--- Provided records ---
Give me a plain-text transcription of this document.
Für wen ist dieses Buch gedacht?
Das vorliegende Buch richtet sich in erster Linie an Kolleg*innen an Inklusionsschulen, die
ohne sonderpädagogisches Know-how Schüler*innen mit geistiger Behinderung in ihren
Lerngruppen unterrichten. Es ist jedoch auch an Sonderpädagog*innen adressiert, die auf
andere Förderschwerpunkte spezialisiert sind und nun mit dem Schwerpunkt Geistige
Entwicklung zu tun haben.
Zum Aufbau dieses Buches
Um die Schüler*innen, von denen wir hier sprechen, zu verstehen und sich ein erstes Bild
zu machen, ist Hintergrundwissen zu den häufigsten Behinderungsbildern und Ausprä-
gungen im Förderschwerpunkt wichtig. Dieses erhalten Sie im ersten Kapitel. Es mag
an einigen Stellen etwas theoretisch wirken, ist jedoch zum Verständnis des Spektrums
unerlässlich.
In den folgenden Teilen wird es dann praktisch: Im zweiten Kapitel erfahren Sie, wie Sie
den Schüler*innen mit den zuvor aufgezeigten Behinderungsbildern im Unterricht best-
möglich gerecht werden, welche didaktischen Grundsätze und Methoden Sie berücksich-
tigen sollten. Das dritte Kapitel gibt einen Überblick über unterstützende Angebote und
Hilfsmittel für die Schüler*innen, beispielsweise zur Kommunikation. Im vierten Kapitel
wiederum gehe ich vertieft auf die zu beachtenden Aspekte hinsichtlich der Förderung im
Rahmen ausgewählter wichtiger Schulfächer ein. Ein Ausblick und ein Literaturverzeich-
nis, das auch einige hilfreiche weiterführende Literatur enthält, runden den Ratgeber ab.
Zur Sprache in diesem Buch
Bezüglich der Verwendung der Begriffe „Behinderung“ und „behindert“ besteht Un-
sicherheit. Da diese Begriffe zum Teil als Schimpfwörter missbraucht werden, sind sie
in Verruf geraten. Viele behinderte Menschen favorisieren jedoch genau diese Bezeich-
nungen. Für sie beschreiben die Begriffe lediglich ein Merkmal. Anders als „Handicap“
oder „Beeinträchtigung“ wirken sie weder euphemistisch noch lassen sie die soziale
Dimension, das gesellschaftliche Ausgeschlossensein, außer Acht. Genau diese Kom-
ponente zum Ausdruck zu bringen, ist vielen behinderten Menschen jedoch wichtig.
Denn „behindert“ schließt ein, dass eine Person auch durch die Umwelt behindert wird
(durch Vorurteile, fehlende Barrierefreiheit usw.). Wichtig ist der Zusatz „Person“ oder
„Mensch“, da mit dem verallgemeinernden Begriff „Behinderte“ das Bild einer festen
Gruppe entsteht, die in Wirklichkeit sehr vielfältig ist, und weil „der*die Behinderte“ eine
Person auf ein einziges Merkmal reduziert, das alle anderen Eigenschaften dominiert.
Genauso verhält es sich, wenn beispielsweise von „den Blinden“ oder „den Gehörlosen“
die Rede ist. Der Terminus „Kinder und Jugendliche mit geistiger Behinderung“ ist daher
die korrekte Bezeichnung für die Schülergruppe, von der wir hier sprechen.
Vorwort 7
---
Problem to solve :: Quote the material exactly, leaving nothing out.

Final answer ::
Give me a plain-text transcription of this document.
Für wen ist dieses Buch gedacht?
Das vorliegende Buch richtet sich in erster Linie an Kolleg*innen an Inklusionsschulen, die
ohne sonderpädagogisches Know-how Schüler*innen mit geistiger Behinderung in ihren
Lerngruppen unterrichten. Es ist jedoch auch an Sonderpädagog*innen adressiert, die auf
andere Förderschwerpunkte spezialisiert sind und nun mit dem Schwerpunkt Geistige
Entwicklung zu tun haben.
Zum Aufbau dieses Buches
Um die Schüler*innen, von denen wir hier sprechen, zu verstehen und sich ein erstes Bild
zu machen, ist Hintergrundwissen zu den häufigsten Behinderungsbildern und Ausprä-
gungen im Förderschwerpunkt wichtig. Dieses erhalten Sie im ersten Kapitel. Es mag
an einigen Stellen etwas theoretisch wirken, ist jedoch zum Verständnis des Spektrums
unerlässlich.
In den folgenden Teilen wird es dann praktisch: Im zweiten Kapitel erfahren Sie, wie Sie
den Schüler*innen mit den zuvor aufgezeigten Behinderungsbildern im Unterricht best-
möglich gerecht werden, welche didaktischen Grundsätze und Methoden Sie berücksich-
tigen sollten. Das dritte Kapitel gibt einen Überblick über unterstützende Angebote und
Hilfsmittel für die Schüler*innen, beispielsweise zur Kommunikation. Im vierten Kapitel
wiederum gehe ich vertieft auf die zu beachtenden Aspekte hinsichtlich der Förderung im
Rahmen ausgewählter wichtiger Schulfächer ein. Ein Ausblick und ein Literaturverzeich-
nis, das auch einige hilfreiche weiterführende Literatur enthält, runden den Ratgeber ab.
Zur Sprache in diesem Buch
Bezüglich der Verwendung der Begriffe „Behinderung“ und „behindert“ besteht Un-
sicherheit. Da diese Begriffe zum Teil als Schimpfwörter missbraucht werden, sind sie
in Verruf geraten. Viele behinderte Menschen favorisieren jedoch genau diese Bezeich-
nungen. Für sie beschreiben die Begriffe lediglich ein Merkmal. Anders als „Handicap“
oder „Beeinträchtigung“ wirken sie weder euphemistisch noch lassen sie die soziale
Dimension, das gesellschaftliche Ausgeschlossensein, außer Acht. Genau diese Kom-
ponente zum Ausdruck zu bringen, ist vielen behinderten Menschen jedoch wichtig.
Denn „behindert“ schließt ein, dass eine Person auch durch die Umwelt behindert wird
(durch Vorurteile, fehlende Barrierefreiheit usw.). Wichtig ist der Zusatz „Person“ oder
„Mensch“, da mit dem verallgemeinernden Begriff „Behinderte“ das Bild einer festen
Gruppe entsteht, die in Wirklichkeit sehr vielfältig ist, und weil „der*die Behinderte“ eine
Person auf ein einziges Merkmal reduziert, das alle anderen Eigenschaften dominiert.
Genauso verhält es sich, wenn beispielsweise von „den Blinden“ oder „den Gehörlosen“
die Rede ist. Der Terminus „Kinder und Jugendliche mit geistiger Behinderung“ ist daher
die korrekte Bezeichnung für die Schülergruppe, von der wir hier sprechen.
Vorwort 7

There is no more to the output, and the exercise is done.